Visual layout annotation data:
..........

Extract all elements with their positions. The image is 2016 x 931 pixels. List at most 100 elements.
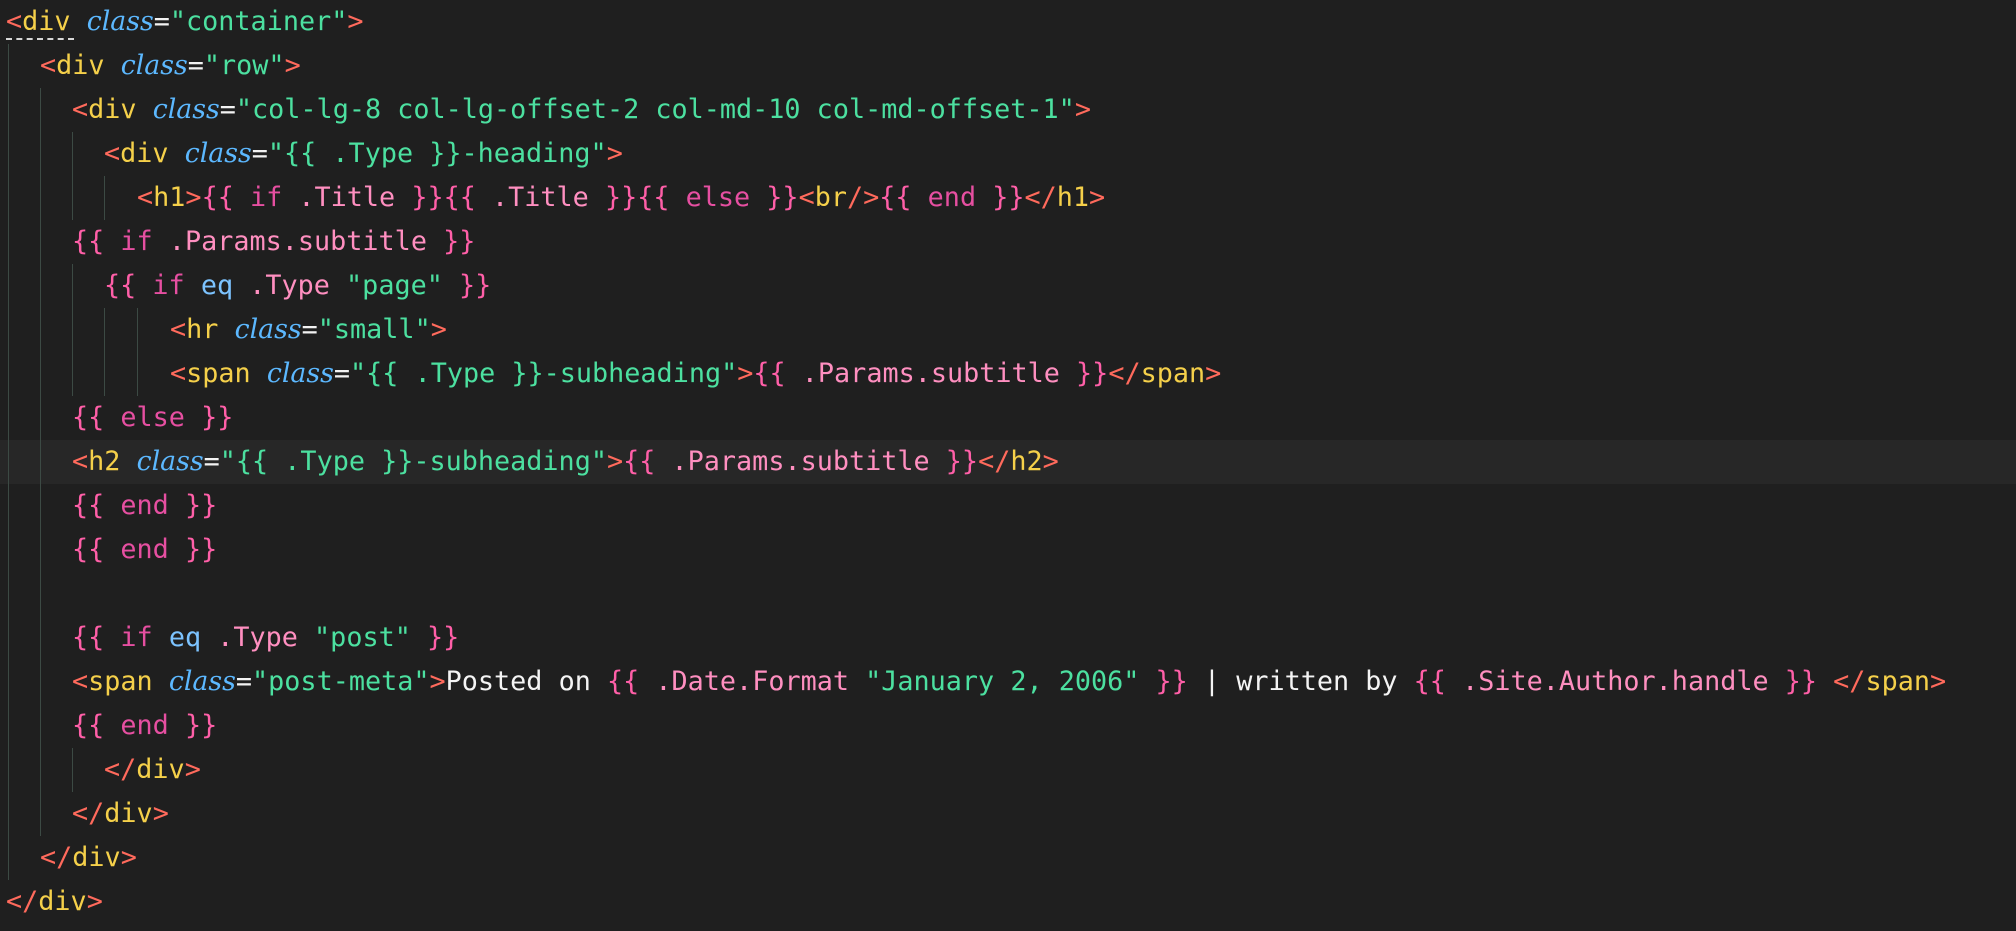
code-token: span: [1865, 666, 1930, 697]
code-token: >: [86, 886, 103, 917]
code-line[interactable]: <div class="container">: [0, 0, 2016, 44]
code-line[interactable]: {{ if .Params.subtitle }}: [0, 220, 2016, 264]
code-token: end: [120, 710, 169, 741]
code-line-text: <hr class="small">: [170, 308, 447, 352]
code-token: </: [1108, 358, 1141, 389]
code-token: end: [927, 182, 977, 213]
code-token: </: [978, 446, 1011, 477]
code-token: class: [136, 446, 204, 477]
code-line[interactable]: <span class="{{ .Type }}-subheading">{{ …: [0, 352, 2016, 396]
code-line[interactable]: {{ else }}: [0, 396, 2016, 440]
code-line[interactable]: {{ end }}: [0, 704, 2016, 748]
code-line[interactable]: {{ if eq .Type "post" }}: [0, 616, 2016, 660]
code-line-text: {{ if eq .Type "page" }}: [104, 264, 491, 308]
code-token: hr: [186, 314, 219, 345]
code-token: div: [72, 842, 121, 873]
warning-squiggle: [6, 38, 74, 40]
code-line[interactable]: <h1>{{ if .Title }}{{ .Title }}{{ else }…: [0, 176, 2016, 220]
code-token: >: [606, 138, 623, 169]
indent-guide: [40, 308, 41, 352]
indent-guide: [40, 704, 41, 748]
code-line-text: <h2 class="{{ .Type }}-subheading">{{ .P…: [72, 440, 1059, 484]
code-line-active[interactable]: <h2 class="{{ .Type }}-subheading">{{ .P…: [0, 440, 2016, 484]
code-token: "small": [317, 314, 431, 345]
code-token: Posted on: [445, 666, 607, 697]
code-token: "{{ .Type }}-subheading": [219, 446, 607, 477]
code-token: </: [104, 754, 137, 785]
code-token: {{: [606, 666, 656, 697]
indent-guide: [137, 352, 138, 396]
code-token: class: [266, 358, 334, 389]
code-editor[interactable]: <div class="container"> <div class="row"…: [0, 0, 2016, 931]
code-line[interactable]: <div class="row">: [0, 44, 2016, 88]
indent-guide: [8, 352, 9, 396]
code-line[interactable]: {{ end }}: [0, 528, 2016, 572]
indent-guide: [72, 132, 73, 176]
code-line[interactable]: </div>: [0, 792, 2016, 836]
code-token: }}: [1784, 666, 1818, 697]
code-token: >: [606, 446, 624, 477]
code-token: "page": [346, 270, 443, 301]
indent-guide: [8, 484, 9, 528]
indent-guide: [40, 88, 41, 132]
code-line[interactable]: {{ end }}: [0, 484, 2016, 528]
code-line[interactable]: </div>: [0, 880, 2016, 924]
code-line[interactable]: <span class="post-meta">Posted on {{ .Da…: [0, 660, 2016, 704]
code-token: }}: [442, 270, 492, 301]
code-line[interactable]: [0, 572, 2016, 616]
code-line[interactable]: </div>: [0, 836, 2016, 880]
code-line-text: <div class="{{ .Type }}-heading">: [104, 132, 623, 176]
code-token: .Params.subtitle: [801, 358, 1077, 389]
code-line-text: <span class="post-meta">Posted on {{ .Da…: [72, 660, 1946, 704]
indent-guide: [40, 440, 41, 484]
code-token: "post": [314, 622, 411, 653]
code-line-text: </div>: [104, 748, 201, 792]
code-line[interactable]: <div class="{{ .Type }}-heading">: [0, 132, 2016, 176]
code-line[interactable]: {{ if eq .Type "page" }}: [0, 264, 2016, 308]
indent-guide: [104, 352, 105, 396]
code-token: div: [88, 94, 137, 125]
code-token: .Title: [492, 182, 605, 213]
code-token: =: [251, 138, 268, 169]
indent-guide: [8, 660, 9, 704]
code-token: />: [846, 182, 880, 213]
code-token: }}: [1076, 358, 1109, 389]
code-token: div: [56, 50, 105, 81]
indent-guide: [8, 220, 9, 264]
indent-guide: [72, 748, 73, 792]
code-line[interactable]: </div>: [0, 748, 2016, 792]
code-token: {{: [201, 182, 250, 213]
code-token: div: [136, 754, 185, 785]
code-token: </: [40, 842, 73, 873]
code-token: >: [284, 50, 301, 81]
code-line[interactable]: <div class="col-lg-8 col-lg-offset-2 col…: [0, 88, 2016, 132]
code-token: end: [120, 534, 169, 565]
indent-guide: [40, 748, 41, 792]
code-token: <: [72, 446, 89, 477]
code-token: <: [40, 50, 57, 81]
code-token: {{: [1413, 666, 1463, 697]
code-token: {{: [72, 402, 121, 433]
code-token: >: [737, 358, 754, 389]
indent-guide: [8, 308, 9, 352]
code-token: "{{ .Type }}-heading": [267, 138, 607, 169]
code-line[interactable]: <hr class="small">: [0, 308, 2016, 352]
indent-guide: [104, 176, 105, 220]
indent-guide: [8, 88, 9, 132]
code-line-text: </div>: [72, 792, 169, 836]
code-token: | written by: [1187, 666, 1414, 697]
code-token: >: [1930, 666, 1947, 697]
code-token: >: [184, 754, 201, 785]
code-token: if: [120, 622, 153, 653]
code-token: if: [249, 182, 283, 213]
code-token: span: [1140, 358, 1206, 389]
code-token: h1: [1056, 182, 1090, 213]
code-token: =: [187, 50, 204, 81]
code-token: =: [333, 358, 351, 389]
indent-guide: [104, 308, 105, 352]
code-token: {{: [753, 358, 802, 389]
code-token: .Title: [282, 182, 412, 213]
indent-guide: [72, 308, 73, 352]
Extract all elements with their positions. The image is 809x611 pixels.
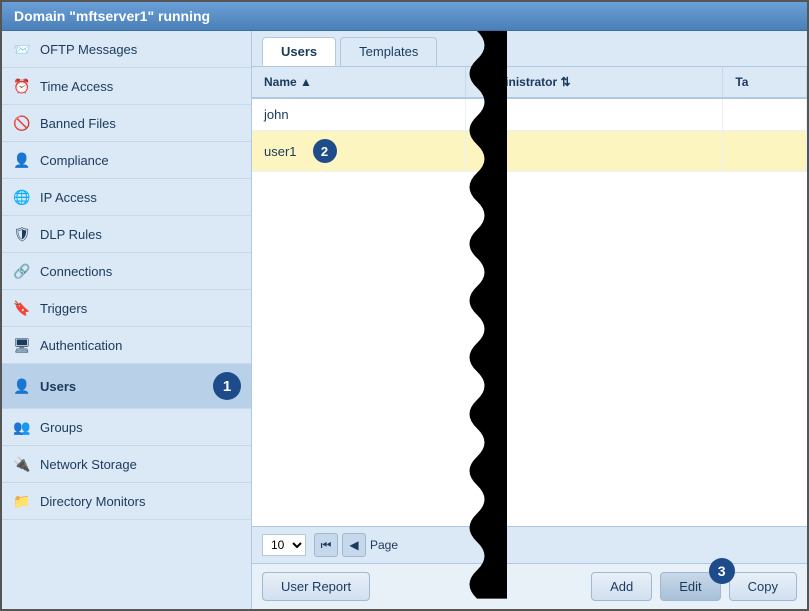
- dlp-rules-icon: 🛡: [12, 224, 32, 244]
- main-window: Domain "mftserver1" running 📨 OFTP Messa…: [0, 0, 809, 611]
- sidebar-item-connections[interactable]: 🔗 Connections: [2, 253, 251, 290]
- users-table-container: Name ▲ Administrator ⇅ Ta: [252, 67, 807, 526]
- users-table: Name ▲ Administrator ⇅ Ta: [252, 67, 807, 172]
- right-panel: Users Templates Name ▲: [252, 31, 807, 609]
- authentication-icon: 🖥: [12, 335, 32, 355]
- groups-icon: 👥: [12, 417, 32, 437]
- sidebar-label-directory-monitors: Directory Monitors: [40, 494, 241, 509]
- sidebar-label-connections: Connections: [40, 264, 241, 279]
- connections-icon: 🔗: [12, 261, 32, 281]
- ip-access-icon: 🌐: [12, 187, 32, 207]
- add-button[interactable]: Add: [591, 572, 652, 601]
- compliance-icon: 👤: [12, 150, 32, 170]
- sidebar-item-banned-files[interactable]: 🚫 Banned Files: [2, 105, 251, 142]
- tab-users[interactable]: Users: [262, 37, 336, 66]
- tabs-bar: Users Templates: [252, 31, 807, 67]
- sidebar-item-authentication[interactable]: 🖥 Authentication: [2, 327, 251, 364]
- user-ta-user1: [723, 131, 807, 172]
- title-bar: Domain "mftserver1" running: [2, 2, 807, 31]
- user-name-user1: user1 2: [252, 131, 466, 171]
- prev-page-button[interactable]: ◀: [342, 533, 366, 557]
- row-badge-2: 2: [313, 139, 337, 163]
- actions-bar: User Report Add Edit 3 Copy: [252, 563, 807, 609]
- sidebar-item-compliance[interactable]: 👤 Compliance: [2, 142, 251, 179]
- sidebar-label-time-access: Time Access: [40, 79, 241, 94]
- edit-button-container: Edit 3: [660, 572, 720, 601]
- sidebar-label-groups: Groups: [40, 420, 241, 435]
- user-administrator-user1: [466, 131, 723, 172]
- sidebar-label-network-storage: Network Storage: [40, 457, 241, 472]
- tab-templates[interactable]: Templates: [340, 37, 437, 66]
- table-body: john user1 2: [252, 98, 807, 172]
- network-storage-icon: 🔌: [12, 454, 32, 474]
- sidebar: 📨 OFTP Messages ⏰ Time Access 🚫 Banned F…: [2, 31, 252, 609]
- directory-monitors-icon: 📁: [12, 491, 32, 511]
- sidebar-item-groups[interactable]: 👥 Groups: [2, 409, 251, 446]
- sidebar-label-authentication: Authentication: [40, 338, 241, 353]
- sidebar-label-banned-files: Banned Files: [40, 116, 241, 131]
- sidebar-item-directory-monitors[interactable]: 📁 Directory Monitors: [2, 483, 251, 520]
- per-page-select[interactable]: 10 25 50: [262, 534, 306, 556]
- user-administrator-john: [466, 98, 723, 131]
- page-label: Page: [370, 538, 398, 552]
- users-badge: 1: [213, 372, 241, 400]
- sidebar-label-users: Users: [40, 379, 207, 394]
- oftp-messages-icon: 📨: [12, 39, 32, 59]
- sidebar-label-oftp-messages: OFTP Messages: [40, 42, 241, 57]
- users-icon: 👤: [12, 376, 32, 396]
- sidebar-item-time-access[interactable]: ⏰ Time Access: [2, 68, 251, 105]
- triggers-icon: 🔖: [12, 298, 32, 318]
- main-content: 📨 OFTP Messages ⏰ Time Access 🚫 Banned F…: [2, 31, 807, 609]
- sidebar-item-network-storage[interactable]: 🔌 Network Storage: [2, 446, 251, 483]
- user-ta-john: [723, 98, 807, 131]
- user-name-john: john: [252, 98, 466, 131]
- sidebar-item-users[interactable]: 👤 Users 1: [2, 364, 251, 409]
- copy-button[interactable]: Copy: [729, 572, 797, 601]
- table-row[interactable]: john: [252, 98, 807, 131]
- sidebar-label-triggers: Triggers: [40, 301, 241, 316]
- edit-badge-3: 3: [709, 558, 735, 584]
- user-report-button[interactable]: User Report: [262, 572, 370, 601]
- window-title: Domain "mftserver1" running: [14, 8, 210, 24]
- table-row[interactable]: user1 2: [252, 131, 807, 172]
- first-page-button[interactable]: ⏮: [314, 533, 338, 557]
- table-header: Name ▲ Administrator ⇅ Ta: [252, 67, 807, 98]
- col-ta: Ta: [723, 67, 807, 98]
- sidebar-label-dlp-rules: DLP Rules: [40, 227, 241, 242]
- sidebar-item-triggers[interactable]: 🔖 Triggers: [2, 290, 251, 327]
- col-administrator: Administrator ⇅: [466, 67, 723, 98]
- sidebar-label-ip-access: IP Access: [40, 190, 241, 205]
- sidebar-label-compliance: Compliance: [40, 153, 241, 168]
- banned-files-icon: 🚫: [12, 113, 32, 133]
- col-name: Name ▲: [252, 67, 466, 98]
- sidebar-item-dlp-rules[interactable]: 🛡 DLP Rules: [2, 216, 251, 253]
- content-area: Name ▲ Administrator ⇅ Ta: [252, 67, 807, 609]
- time-access-icon: ⏰: [12, 76, 32, 96]
- sidebar-item-ip-access[interactable]: 🌐 IP Access: [2, 179, 251, 216]
- sidebar-item-oftp-messages[interactable]: 📨 OFTP Messages: [2, 31, 251, 68]
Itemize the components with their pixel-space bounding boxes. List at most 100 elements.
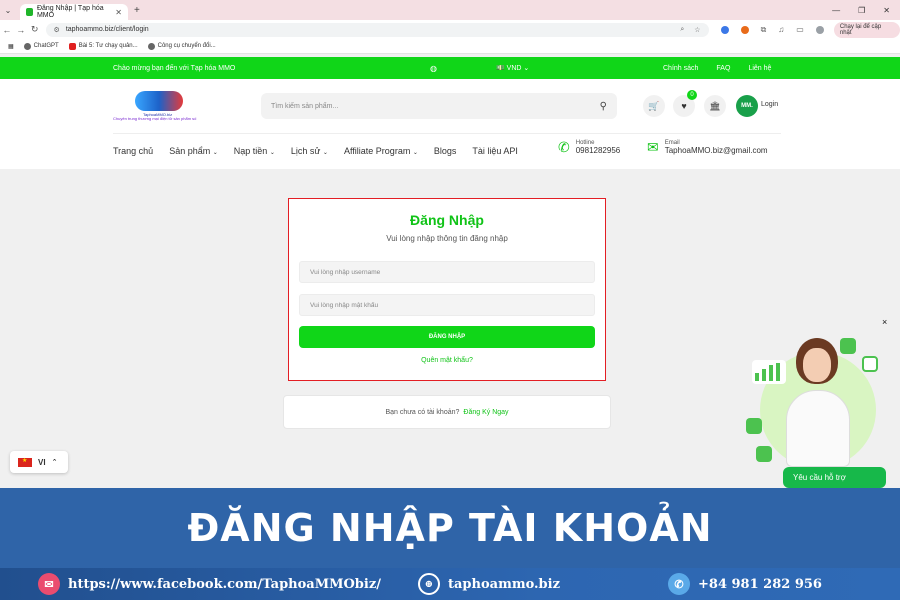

..........

Written task:
Copy out the lines of the listing verbatim, beginning with the line containing "code-token: span: [1865, 666, 1930, 697]" and continuing through the line containing "code-line[interactable]: </div>: [0, 880, 2016, 924]", both included.

Output of the task:
code-token: span: [1865, 666, 1930, 697]
code-token: >: [86, 886, 103, 917]
code-line[interactable]: <div class="container">: [0, 0, 2016, 44]
code-line[interactable]: {{ if .Params.subtitle }}: [0, 220, 2016, 264]
code-token: end: [120, 710, 169, 741]
code-line-text: <hr class="small">: [170, 308, 447, 352]
code-token: </: [1108, 358, 1141, 389]
code-token: end: [927, 182, 977, 213]
code-token: </: [978, 446, 1011, 477]
code-token: class: [136, 446, 204, 477]
code-line[interactable]: <span class="{{ .Type }}-subheading">{{ …: [0, 352, 2016, 396]
code-line[interactable]: {{ else }}: [0, 396, 2016, 440]
code-line[interactable]: {{ end }}: [0, 704, 2016, 748]
code-line[interactable]: {{ if eq .Type "post" }}: [0, 616, 2016, 660]
code-line-text: {{ if eq .Type "page" }}: [104, 264, 491, 308]
code-token: hr: [186, 314, 219, 345]
code-token: div: [72, 842, 121, 873]
warning-squiggle: [6, 38, 74, 40]
code-line[interactable]: <h1>{{ if .Title }}{{ .Title }}{{ else }…: [0, 176, 2016, 220]
code-token: >: [606, 138, 623, 169]
indent-guide: [40, 308, 41, 352]
indent-guide: [40, 704, 41, 748]
code-line-text: <h2 class="{{ .Type }}-subheading">{{ .P…: [72, 440, 1059, 484]
code-line-active[interactable]: <h2 class="{{ .Type }}-subheading">{{ .P…: [0, 440, 2016, 484]
code-token: "small": [317, 314, 431, 345]
code-token: Posted on: [445, 666, 607, 697]
code-token: "{{ .Type }}-subheading": [219, 446, 607, 477]
code-token: </: [104, 754, 137, 785]
code-token: {{: [606, 666, 656, 697]
indent-guide: [137, 352, 138, 396]
code-token: class: [266, 358, 334, 389]
code-editor[interactable]: <div class="container"> <div class="row"…: [0, 0, 2016, 931]
code-line[interactable]: <div class="row">: [0, 44, 2016, 88]
indent-guide: [8, 352, 9, 396]
code-line[interactable]: {{ end }}: [0, 528, 2016, 572]
indent-guide: [72, 132, 73, 176]
code-line[interactable]: </div>: [0, 792, 2016, 836]
code-token: }}: [1784, 666, 1818, 697]
code-token: >: [606, 446, 624, 477]
code-token: "page": [346, 270, 443, 301]
indent-guide: [8, 484, 9, 528]
indent-guide: [40, 88, 41, 132]
code-line[interactable]: {{ end }}: [0, 484, 2016, 528]
code-line[interactable]: </div>: [0, 880, 2016, 924]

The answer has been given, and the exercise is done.